> DATA RECORDS:
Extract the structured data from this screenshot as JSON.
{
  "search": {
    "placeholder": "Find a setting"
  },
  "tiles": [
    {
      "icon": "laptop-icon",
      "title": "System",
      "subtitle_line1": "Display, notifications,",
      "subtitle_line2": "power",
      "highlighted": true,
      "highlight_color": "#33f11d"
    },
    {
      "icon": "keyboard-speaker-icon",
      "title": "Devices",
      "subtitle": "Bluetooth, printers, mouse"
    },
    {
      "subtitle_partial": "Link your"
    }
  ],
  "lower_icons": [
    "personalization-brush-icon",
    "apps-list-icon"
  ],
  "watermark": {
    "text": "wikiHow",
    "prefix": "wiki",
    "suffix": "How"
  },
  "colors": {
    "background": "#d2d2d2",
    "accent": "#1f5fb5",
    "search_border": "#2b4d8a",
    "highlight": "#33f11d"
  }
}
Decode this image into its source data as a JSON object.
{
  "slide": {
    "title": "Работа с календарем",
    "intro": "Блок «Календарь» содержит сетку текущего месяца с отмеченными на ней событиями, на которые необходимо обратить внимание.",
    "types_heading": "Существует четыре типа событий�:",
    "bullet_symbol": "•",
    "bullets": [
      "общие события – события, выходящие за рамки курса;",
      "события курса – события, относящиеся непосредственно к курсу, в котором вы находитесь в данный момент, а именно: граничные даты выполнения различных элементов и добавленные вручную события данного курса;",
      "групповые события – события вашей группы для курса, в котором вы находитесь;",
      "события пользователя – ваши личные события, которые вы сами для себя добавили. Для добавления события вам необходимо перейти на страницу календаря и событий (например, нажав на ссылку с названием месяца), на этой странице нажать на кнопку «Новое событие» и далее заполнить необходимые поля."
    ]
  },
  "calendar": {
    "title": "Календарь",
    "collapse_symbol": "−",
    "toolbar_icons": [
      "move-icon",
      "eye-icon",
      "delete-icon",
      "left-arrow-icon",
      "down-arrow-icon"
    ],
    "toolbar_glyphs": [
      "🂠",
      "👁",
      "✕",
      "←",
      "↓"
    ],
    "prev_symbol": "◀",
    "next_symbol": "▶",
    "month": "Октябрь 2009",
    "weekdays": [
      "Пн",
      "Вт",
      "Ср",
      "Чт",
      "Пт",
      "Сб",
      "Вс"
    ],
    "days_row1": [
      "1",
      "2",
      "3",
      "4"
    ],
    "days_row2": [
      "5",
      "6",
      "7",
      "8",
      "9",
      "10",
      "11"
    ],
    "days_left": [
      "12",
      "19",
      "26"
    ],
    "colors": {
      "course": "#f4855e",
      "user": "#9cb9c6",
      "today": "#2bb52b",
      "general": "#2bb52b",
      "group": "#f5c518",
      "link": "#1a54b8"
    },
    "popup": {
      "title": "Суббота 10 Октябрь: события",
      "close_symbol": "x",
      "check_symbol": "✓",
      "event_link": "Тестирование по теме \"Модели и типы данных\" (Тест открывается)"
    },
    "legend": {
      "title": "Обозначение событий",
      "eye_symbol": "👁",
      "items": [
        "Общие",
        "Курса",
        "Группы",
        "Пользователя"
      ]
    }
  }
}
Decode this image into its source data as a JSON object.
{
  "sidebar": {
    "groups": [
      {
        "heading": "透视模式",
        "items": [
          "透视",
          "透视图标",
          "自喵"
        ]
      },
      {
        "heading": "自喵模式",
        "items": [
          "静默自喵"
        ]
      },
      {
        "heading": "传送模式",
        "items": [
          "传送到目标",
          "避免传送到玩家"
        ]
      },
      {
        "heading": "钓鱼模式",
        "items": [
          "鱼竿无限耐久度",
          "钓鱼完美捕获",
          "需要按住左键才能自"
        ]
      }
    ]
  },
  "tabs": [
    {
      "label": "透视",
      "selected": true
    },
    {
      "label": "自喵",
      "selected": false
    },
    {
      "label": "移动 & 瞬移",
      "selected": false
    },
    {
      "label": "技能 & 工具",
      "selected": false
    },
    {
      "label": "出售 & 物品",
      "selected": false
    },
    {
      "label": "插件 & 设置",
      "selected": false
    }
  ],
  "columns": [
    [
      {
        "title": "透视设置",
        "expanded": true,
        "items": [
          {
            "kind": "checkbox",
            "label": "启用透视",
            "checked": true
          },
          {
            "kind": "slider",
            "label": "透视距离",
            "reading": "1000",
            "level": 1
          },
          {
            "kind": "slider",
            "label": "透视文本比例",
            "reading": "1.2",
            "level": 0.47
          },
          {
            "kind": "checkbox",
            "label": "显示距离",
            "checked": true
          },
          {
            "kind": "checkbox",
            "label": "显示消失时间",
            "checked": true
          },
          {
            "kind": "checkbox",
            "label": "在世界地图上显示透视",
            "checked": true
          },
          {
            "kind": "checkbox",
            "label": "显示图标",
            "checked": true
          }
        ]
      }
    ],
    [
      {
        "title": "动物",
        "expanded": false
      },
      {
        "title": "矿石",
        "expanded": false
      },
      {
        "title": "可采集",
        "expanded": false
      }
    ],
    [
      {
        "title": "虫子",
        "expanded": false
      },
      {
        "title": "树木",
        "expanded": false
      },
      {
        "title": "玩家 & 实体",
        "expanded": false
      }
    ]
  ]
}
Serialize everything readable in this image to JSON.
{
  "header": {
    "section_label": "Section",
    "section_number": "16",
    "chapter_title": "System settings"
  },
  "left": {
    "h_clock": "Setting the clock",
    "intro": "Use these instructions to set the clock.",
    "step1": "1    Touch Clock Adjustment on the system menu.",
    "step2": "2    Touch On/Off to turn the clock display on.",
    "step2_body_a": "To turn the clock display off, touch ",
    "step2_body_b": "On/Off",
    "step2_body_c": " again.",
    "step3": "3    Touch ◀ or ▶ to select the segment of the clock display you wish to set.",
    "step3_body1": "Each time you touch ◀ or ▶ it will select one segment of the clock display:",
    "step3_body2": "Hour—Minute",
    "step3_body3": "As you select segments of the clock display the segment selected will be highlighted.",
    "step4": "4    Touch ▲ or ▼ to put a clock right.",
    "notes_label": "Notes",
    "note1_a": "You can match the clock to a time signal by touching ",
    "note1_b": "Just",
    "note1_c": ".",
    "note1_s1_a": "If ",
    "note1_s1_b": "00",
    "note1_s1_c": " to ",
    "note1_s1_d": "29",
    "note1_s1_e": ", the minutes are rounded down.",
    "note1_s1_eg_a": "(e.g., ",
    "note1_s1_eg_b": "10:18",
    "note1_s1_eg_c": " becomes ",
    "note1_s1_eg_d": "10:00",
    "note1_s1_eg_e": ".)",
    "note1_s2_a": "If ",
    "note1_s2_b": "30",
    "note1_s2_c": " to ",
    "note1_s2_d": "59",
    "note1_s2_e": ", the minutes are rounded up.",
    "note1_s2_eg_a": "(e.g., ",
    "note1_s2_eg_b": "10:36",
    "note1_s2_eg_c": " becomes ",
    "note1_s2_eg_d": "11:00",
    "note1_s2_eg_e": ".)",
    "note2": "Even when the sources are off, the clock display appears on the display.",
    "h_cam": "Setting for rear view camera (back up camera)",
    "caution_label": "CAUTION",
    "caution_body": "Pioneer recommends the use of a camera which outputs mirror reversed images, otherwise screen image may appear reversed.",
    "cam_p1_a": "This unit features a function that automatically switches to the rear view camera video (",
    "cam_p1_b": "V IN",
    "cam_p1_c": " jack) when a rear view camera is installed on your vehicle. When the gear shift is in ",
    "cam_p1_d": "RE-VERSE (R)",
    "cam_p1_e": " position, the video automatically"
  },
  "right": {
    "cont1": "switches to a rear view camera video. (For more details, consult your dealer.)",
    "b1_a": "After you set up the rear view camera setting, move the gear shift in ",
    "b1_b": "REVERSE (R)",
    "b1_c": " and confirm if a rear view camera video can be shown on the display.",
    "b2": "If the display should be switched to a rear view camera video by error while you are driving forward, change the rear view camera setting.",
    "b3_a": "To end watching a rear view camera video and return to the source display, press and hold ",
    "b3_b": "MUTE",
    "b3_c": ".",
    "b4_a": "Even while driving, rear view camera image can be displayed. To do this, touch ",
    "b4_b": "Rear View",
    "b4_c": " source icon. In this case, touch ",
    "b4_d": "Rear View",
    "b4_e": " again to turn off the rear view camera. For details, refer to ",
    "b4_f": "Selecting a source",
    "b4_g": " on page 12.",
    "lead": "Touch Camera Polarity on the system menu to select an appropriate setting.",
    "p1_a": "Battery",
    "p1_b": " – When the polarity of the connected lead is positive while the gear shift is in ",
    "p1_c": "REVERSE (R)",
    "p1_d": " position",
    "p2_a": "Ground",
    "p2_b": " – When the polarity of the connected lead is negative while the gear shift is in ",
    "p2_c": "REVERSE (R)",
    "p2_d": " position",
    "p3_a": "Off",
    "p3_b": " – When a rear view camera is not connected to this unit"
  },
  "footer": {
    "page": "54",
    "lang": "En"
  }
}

> TASK GOAL: Each line that contains the string "котором" counts once; report how many such lines the entries have, giving only the number.

> CORRECT OUTPUT: 2